[BEGIN]
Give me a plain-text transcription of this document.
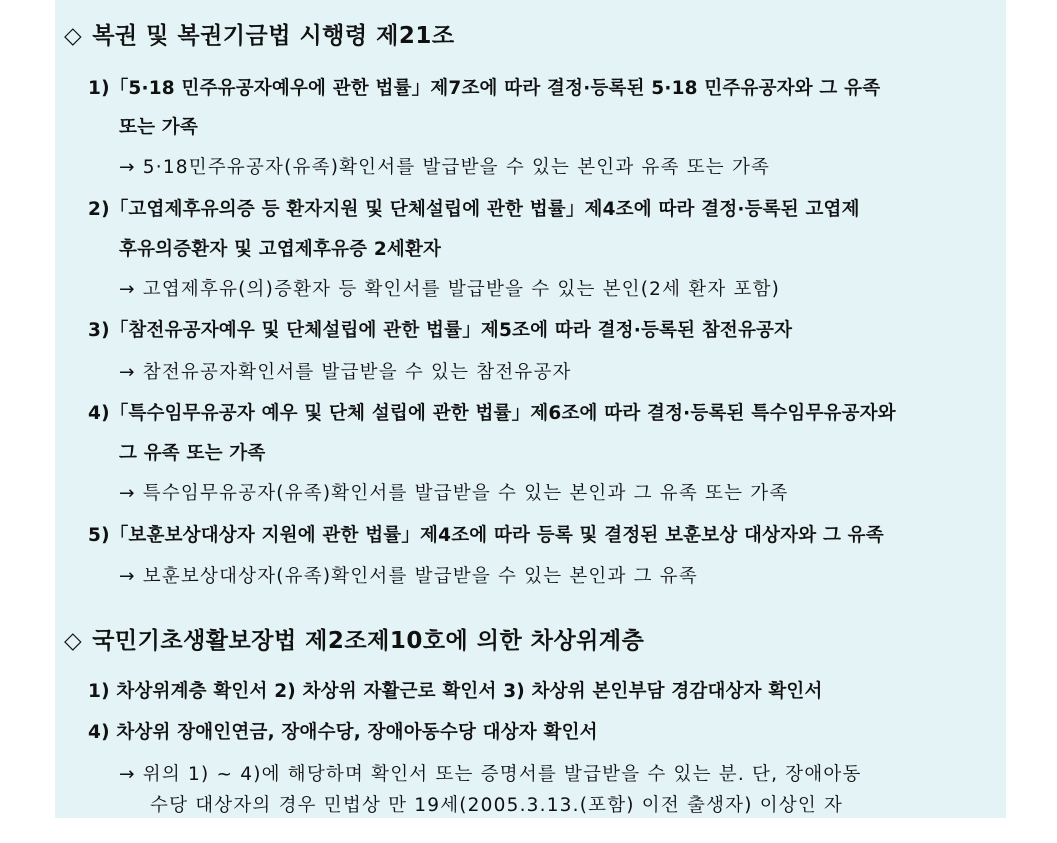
◇ 복권 및 복권기금법 시행령 제21조
1)「5·18 민주유공자예우에 관한 법률」제7조에 따라 결정·등록된 5·18 민주유공자와 그 유족
또는 가족
→ 5·18민주유공자(유족)확인서를 발급받을 수 있는 본인과 유족 또는 가족
2)「고엽제후유의증 등 환자지원 및 단체설립에 관한 법률」제4조에 따라 결정·등록된 고엽제
후유의증환자 및 고엽제후유증 2세환자
→ 고엽제후유(의)증환자 등 확인서를 발급받을 수 있는 본인(2세 환자 포함)
3)「참전유공자예우 및 단체설립에 관한 법률」제5조에 따라 결정·등록된 참전유공자
→ 참전유공자확인서를 발급받을 수 있는 참전유공자
4)「특수임무유공자 예우 및 단체 설립에 관한 법률」제6조에 따라 결정·등록된 특수임무유공자와
그 유족 또는 가족
→ 특수임무유공자(유족)확인서를 발급받을 수 있는 본인과 그 유족 또는 가족
5)「보훈보상대상자 지원에 관한 법률」제4조에 따라 등록 및 결정된 보훈보상 대상자와 그 유족
→ 보훈보상대상자(유족)확인서를 발급받을 수 있는 본인과 그 유족
◇ 국민기초생활보장법 제2조제10호에 의한 차상위계층
1) 차상위계층 확인서 2) 차상위 자활근로 확인서 3) 차상위 본인부담 경감대상자 확인서
4) 차상위 장애인연금, 장애수당, 장애아동수당 대상자 확인서
→ 위의 1) ~ 4)에 해당하며 확인서 또는 증명서를 발급받을 수 있는 분. 단, 장애아동
수당 대상자의 경우 민법상 만 19세(2005.3.13.(포함) 이전 출생자) 이상인 자
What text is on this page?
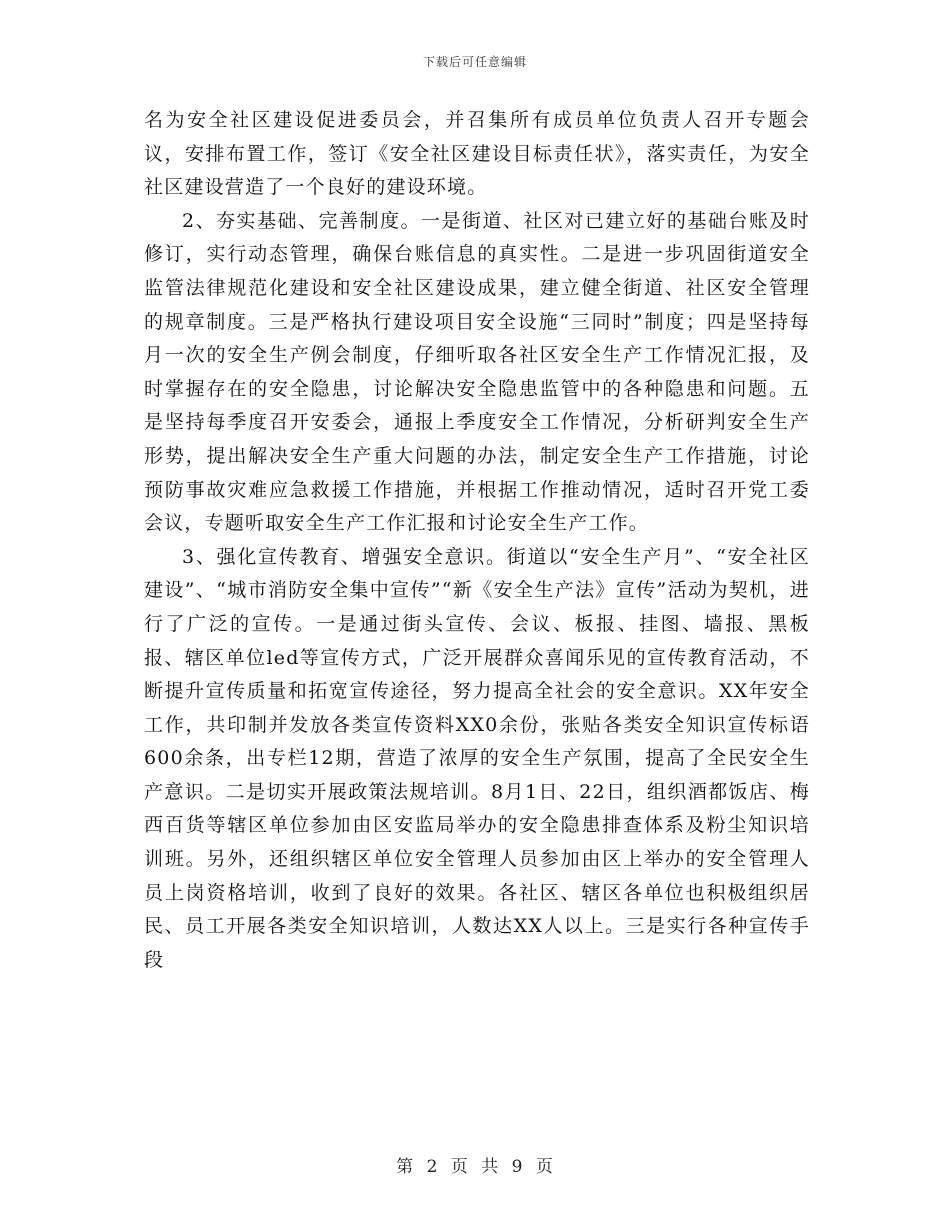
下载后可任意编辑

名为安全社区建设促进委员会，并召集所有成员单位负责人召开专题会议，安排布置工作，签订《安全社区建设目标责任状》，落实责任，为安全社区建设营造了一个良好的建设环境。

2、夯实基础、完善制度。一是街道、社区对已建立好的基础台账及时修订，实行动态管理，确保台账信息的真实性。二是进一步巩固街道安全监管法律规范化建设和安全社区建设成果，建立健全街道、社区安全管理的规章制度。三是严格执行建设项目安全设施“三同时”制度；四是坚持每月一次的安全生产例会制度，仔细听取各社区安全生产工作情况汇报，及时掌握存在的安全隐患，讨论解决安全隐患监管中的各种隐患和问题。五是坚持每季度召开安委会，通报上季度安全工作情况，分析研判安全生产形势，提出解决安全生产重大问题的办法，制定安全生产工作措施，讨论预防事故灾难应急救援工作措施，并根据工作推动情况，适时召开党工委会议，专题听取安全生产工作汇报和讨论安全生产工作。

3、强化宣传教育、增强安全意识。街道以“安全生产月”、“安全社区建设”、“城市消防安全集中宣传”“新《安全生产法》宣传”活动为契机，进行了广泛的宣传。一是通过街头宣传、会议、板报、挂图、墙报、黑板报、辖区单位led等宣传方式，广泛开展群众喜闻乐见的宣传教育活动，不断提升宣传质量和拓宽宣传途径，努力提高全社会的安全意识。XX年安全工作，共印制并发放各类宣传资料XX0余份，张贴各类安全知识宣传标语600余条，出专栏12期，营造了浓厚的安全生产氛围，提高了全民安全生产意识。二是切实开展政策法规培训。8月1日、22日，组织酒都饭店、梅西百货等辖区单位参加由区安监局举办的安全隐患排查体系及粉尘知识培训班。另外，还组织辖区单位安全管理人员参加由区上举办的安全管理人员上岗资格培训，收到了良好的效果。各社区、辖区各单位也积极组织居民、员工开展各类安全知识培训，人数达XX人以上。三是实行各种宣传手段

第 2 页 共 9 页
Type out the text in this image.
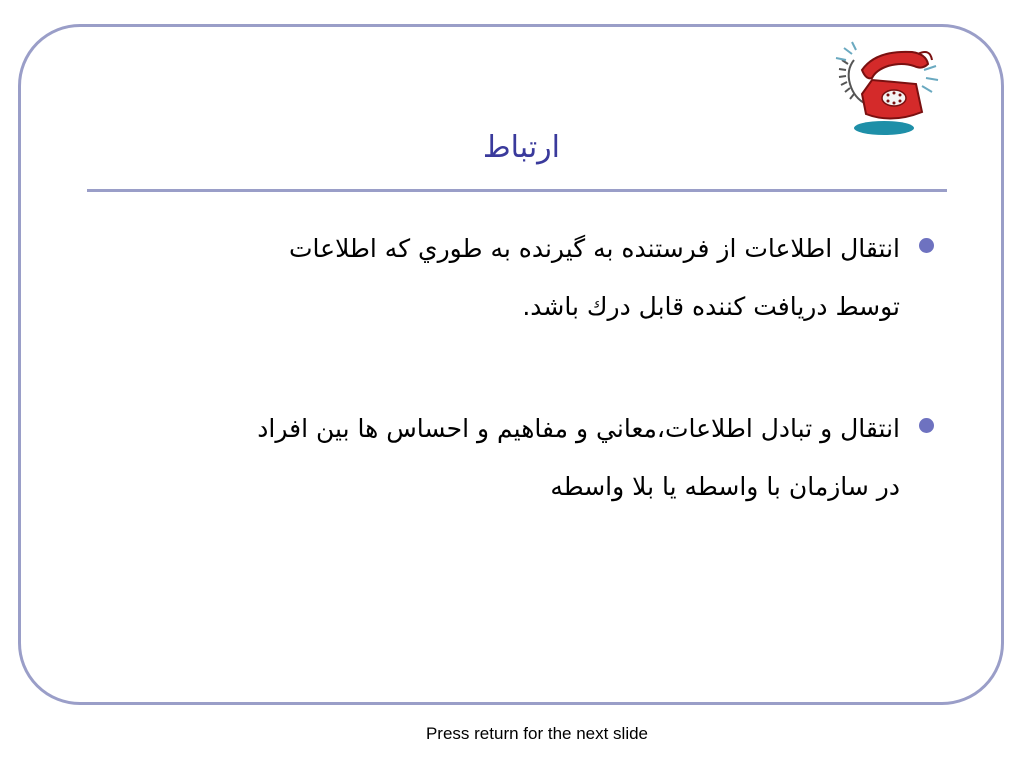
ارتباط
انتقال اطلاعات از فرستنده به گيرنده به طوري كه اطلاعات
توسط دريافت كننده قابل درك باشد.
انتقال و تبادل اطلاعات،معاني و مفاهيم و احساس ها بين افراد
در سازمان با واسطه يا بلا واسطه
Press return for the next slide
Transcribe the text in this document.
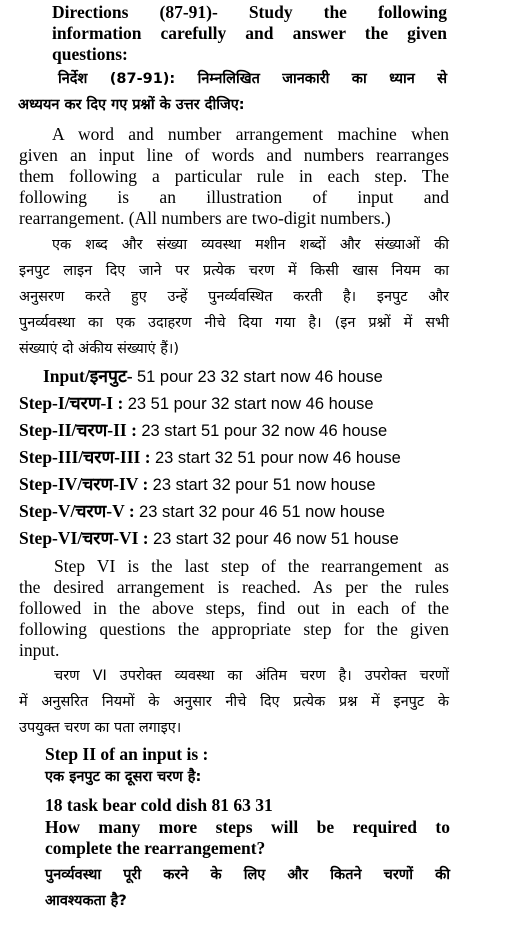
Directions (87-91)- Study the following
information carefully and answer the given
questions:
निर्देश (87-91): निम्नलिखित जानकारी का ध्यान से
अध्ययन कर दिए गए प्रश्नों के उत्तर दीजिए:
A word and number arrangement machine when
given an input line of words and numbers rearranges
them following a particular rule in each step. The
following is an illustration of input and
rearrangement. (All numbers are two-digit numbers.)
एक शब्द और संख्या व्यवस्था मशीन शब्दों और संख्याओं की
इनपुट लाइन दिए जाने पर प्रत्येक चरण में किसी खास नियम का
अनुसरण करते हुए उन्हें पुनर्व्यवस्थित करती है। इनपुट और
पुनर्व्यवस्था का एक उदाहरण नीचे दिया गया है। (इन प्रश्नों में सभी
संख्याएं दो अंकीय संख्याएं हैं।)
Input/इनपुट- 51 pour 23 32 start now 46 house
Step-I/चरण-I : 23 51 pour 32 start now 46 house
Step-II/चरण-II : 23 start 51 pour 32 now 46 house
Step-III/चरण-III : 23 start 32 51 pour now 46 house
Step-IV/चरण-IV : 23 start 32 pour 51 now house
Step-V/चरण-V : 23 start 32 pour 46 51 now house
Step-VI/चरण-VI : 23 start 32 pour 46 now 51 house
Step VI is the last step of the rearrangement as
the desired arrangement is reached. As per the rules
followed in the above steps, find out in each of the
following questions the appropriate step for the given
input.
चरण VI उपरोक्त व्यवस्था का अंतिम चरण है। उपरोक्त चरणों
में अनुसरित नियमों के अनुसार नीचे दिए प्रत्येक प्रश्न में इनपुट के
उपयुक्त चरण का पता लगाइए।
Step II of an input is :
एक इनपुट का दूसरा चरण है:
18 task bear cold dish 81 63 31
How many more steps will be required to
complete the rearrangement?
पुनर्व्यवस्था पूरी करने के लिए और कितने चरणों की
आवश्यकता है?
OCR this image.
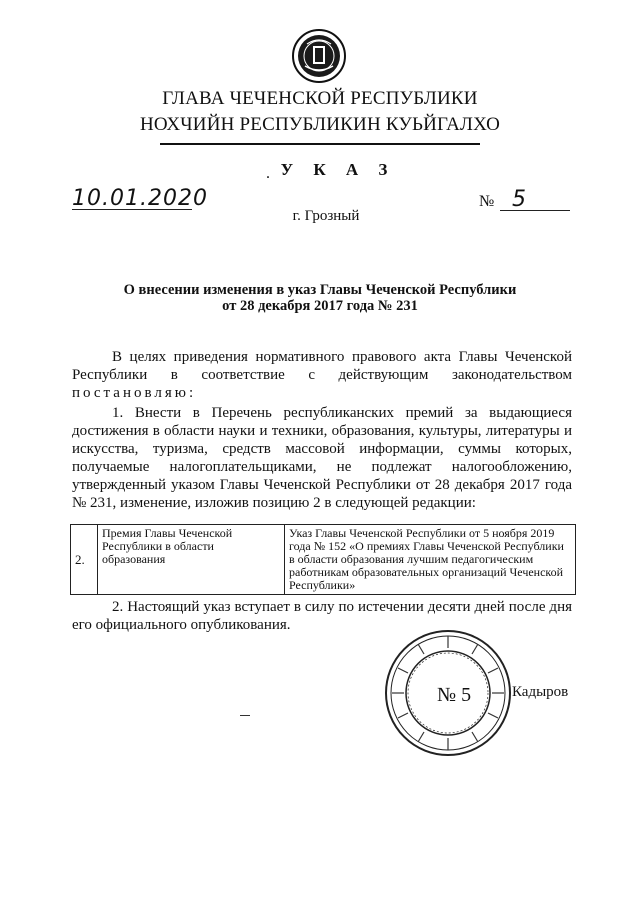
ГЛАВА ЧЕЧЕНСКОЙ РЕСПУБЛИКИ
НОХЧИЙН РЕСПУБЛИКИН КУЬЙГАЛХО
. У К А З
10.01.2020	№ 5
г. Грозный
О внесении изменения в указ Главы Чеченской Республики
от 28 декабря 2017 года № 231
В целях приведения нормативного правового акта Главы Чеченской Республики в соответствие с действующим законодательством постановляю:
1. Внести в Перечень республиканских премий за выдающиеся достижения в области науки и техники, образования, культуры, литературы и искусства, туризма, средств массовой информации, суммы которых, получаемые налогоплательщиками, не подлежат налогообложению, утвержденный указом Главы Чеченской Республики от 28 декабря 2017 года № 231, изменение, изложив позицию 2 в следующей редакции:
2.	Премия Главы Чеченской Республики в области образования	Указ Главы Чеченской Республики от 5 ноября 2019 года № 152 «О премиях Главы Чеченской Республики в области образования лучшим педагогическим работникам образовательных организаций Чеченской Республики»
2. Настоящий указ вступает в силу по истечении десяти дней после дня его официального опубликования.
№ 5	Кадыров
[END]
Written problem:
Write out the material above once more, exactly as it reads, with no pictures.

Problem solution:
Give me a plain-text transcription of this document.
◇ 복권 및 복권기금법 시행령 제21조
1)「5·18 민주유공자예우에 관한 법률」제7조에 따라 결정·등록된 5·18 민주유공자와 그 유족
또는 가족
→ 5·18민주유공자(유족)확인서를 발급받을 수 있는 본인과 유족 또는 가족
2)「고엽제후유의증 등 환자지원 및 단체설립에 관한 법률」제4조에 따라 결정·등록된 고엽제
후유의증환자 및 고엽제후유증 2세환자
→ 고엽제후유(의)증환자 등 확인서를 발급받을 수 있는 본인(2세 환자 포함)
3)「참전유공자예우 및 단체설립에 관한 법률」제5조에 따라 결정·등록된 참전유공자
→ 참전유공자확인서를 발급받을 수 있는 참전유공자
4)「특수임무유공자 예우 및 단체 설립에 관한 법률」제6조에 따라 결정·등록된 특수임무유공자와
그 유족 또는 가족
→ 특수임무유공자(유족)확인서를 발급받을 수 있는 본인과 그 유족 또는 가족
5)「보훈보상대상자 지원에 관한 법률」제4조에 따라 등록 및 결정된 보훈보상 대상자와 그 유족
→ 보훈보상대상자(유족)확인서를 발급받을 수 있는 본인과 그 유족
◇ 국민기초생활보장법 제2조제10호에 의한 차상위계층
1) 차상위계층 확인서 2) 차상위 자활근로 확인서 3) 차상위 본인부담 경감대상자 확인서
4) 차상위 장애인연금, 장애수당, 장애아동수당 대상자 확인서
→ 위의 1) ~ 4)에 해당하며 확인서 또는 증명서를 발급받을 수 있는 분. 단, 장애아동
수당 대상자의 경우 민법상 만 19세(2005.3.13.(포함) 이전 출생자) 이상인 자
What text is on this page?
下载后可任意编辑

名为安全社区建设促进委员会，并召集所有成员单位负责人召开专题会议，安排布置工作，签订《安全社区建设目标责任状》，落实责任，为安全社区建设营造了一个良好的建设环境。

2、夯实基础、完善制度。一是街道、社区对已建立好的基础台账及时修订，实行动态管理，确保台账信息的真实性。二是进一步巩固街道安全监管法律规范化建设和安全社区建设成果，建立健全街道、社区安全管理的规章制度。三是严格执行建设项目安全设施“三同时”制度；四是坚持每月一次的安全生产例会制度，仔细听取各社区安全生产工作情况汇报，及时掌握存在的安全隐患，讨论解决安全隐患监管中的各种隐患和问题。五是坚持每季度召开安委会，通报上季度安全工作情况，分析研判安全生产形势，提出解决安全生产重大问题的办法，制定安全生产工作措施，讨论预防事故灾难应急救援工作措施，并根据工作推动情况，适时召开党工委会议，专题听取安全生产工作汇报和讨论安全生产工作。

3、强化宣传教育、增强安全意识。街道以“安全生产月”、“安全社区建设”、“城市消防安全集中宣传”“新《安全生产法》宣传”活动为契机，进行了广泛的宣传。一是通过街头宣传、会议、板报、挂图、墙报、黑板报、辖区单位led等宣传方式，广泛开展群众喜闻乐见的宣传教育活动，不断提升宣传质量和拓宽宣传途径，努力提高全社会的安全意识。XX年安全工作，共印制并发放各类宣传资料XX0余份，张贴各类安全知识宣传标语600余条，出专栏12期，营造了浓厚的安全生产氛围，提高了全民安全生产意识。二是切实开展政策法规培训。8月1日、22日，组织酒都饭店、梅西百货等辖区单位参加由区安监局举办的安全隐患排查体系及粉尘知识培训班。另外，还组织辖区单位安全管理人员参加由区上举办的安全管理人员上岗资格培训，收到了良好的效果。各社区、辖区各单位也积极组织居民、员工开展各类安全知识培训，人数达XX人以上。三是实行各种宣传手段

第 2 页 共 9 页
Type out the text in this image.
ارتباط
انتقال اطلاعات از فرستنده به گيرنده به طوري كه اطلاعات
توسط دريافت كننده قابل درك باشد.
انتقال و تبادل اطلاعات،معاني و مفاهيم و احساس ها بين افراد
در سازمان با واسطه يا بلا واسطه
Press return for the next slide
Transcribe the text in this document.
Directions (87-91)- Study the following
information carefully and answer the given
questions:
निर्देश (87-91): निम्नलिखित जानकारी का ध्यान से
अध्ययन कर दिए गए प्रश्नों के उत्तर दीजिए:
A word and number arrangement machine when
given an input line of words and numbers rearranges
them following a particular rule in each step. The
following is an illustration of input and
rearrangement. (All numbers are two-digit numbers.)
एक शब्द और संख्या व्यवस्था मशीन शब्दों और संख्याओं की
इनपुट लाइन दिए जाने पर प्रत्येक चरण में किसी खास नियम का
अनुसरण करते हुए उन्हें पुनर्व्यवस्थित करती है। इनपुट और
पुनर्व्यवस्था का एक उदाहरण नीचे दिया गया है। (इन प्रश्नों में सभी
संख्याएं दो अंकीय संख्याएं हैं।)
Input/इनपुट- 51 pour 23 32 start now 46 house
Step-I/चरण-I : 23 51 pour 32 start now 46 house
Step-II/चरण-II : 23 start 51 pour 32 now 46 house
Step-III/चरण-III : 23 start 32 51 pour now 46 house
Step-IV/चरण-IV : 23 start 32 pour 51 now house
Step-V/चरण-V : 23 start 32 pour 46 51 now house
Step-VI/चरण-VI : 23 start 32 pour 46 now 51 house
Step VI is the last step of the rearrangement as
the desired arrangement is reached. As per the rules
followed in the above steps, find out in each of the
following questions the appropriate step for the given
input.
चरण VI उपरोक्त व्यवस्था का अंतिम चरण है। उपरोक्त चरणों
में अनुसरित नियमों के अनुसार नीचे दिए प्रत्येक प्रश्न में इनपुट के
उपयुक्त चरण का पता लगाइए।
Step II of an input is :
एक इनपुट का दूसरा चरण है:
18 task bear cold dish 81 63 31
How many more steps will be required to
complete the rearrangement?
पुनर्व्यवस्था पूरी करने के लिए और कितने चरणों की
आवश्यकता है?
OCR this image.
ГЛАВА ЧЕЧЕНСКОЙ РЕСПУБЛИКИ
НОХЧИЙН РЕСПУБЛИКИН КУЬЙГАЛХО
. У К А З
10.01.2020	№ 5
г. Грозный
О внесении изменения в указ Главы Чеченской Республики
от 28 декабря 2017 года № 231
В целях приведения нормативного правового акта Главы Чеченской Республики в соответствие с действующим законодательством постановляю:
1. Внести в Перечень республиканских премий за выдающиеся достижения в области науки и техники, образования, культуры, литературы и искусства, туризма, средств массовой информации, суммы которых, получаемые налогоплательщиками, не подлежат налогообложению, утвержденный указом Главы Чеченской Республики от 28 декабря 2017 года № 231, изменение, изложив позицию 2 в следующей редакции:
2.	Премия Главы Чеченской Республики в области образования	Указ Главы Чеченской Республики от 5 ноября 2019 года № 152 «О премиях Главы Чеченской Республики в области образования лучшим педагогическим работникам образовательных организаций Чеченской Республики»
2. Настоящий указ вступает в силу по истечении десяти дней после дня его официального опубликования.
№ 5	Кадыров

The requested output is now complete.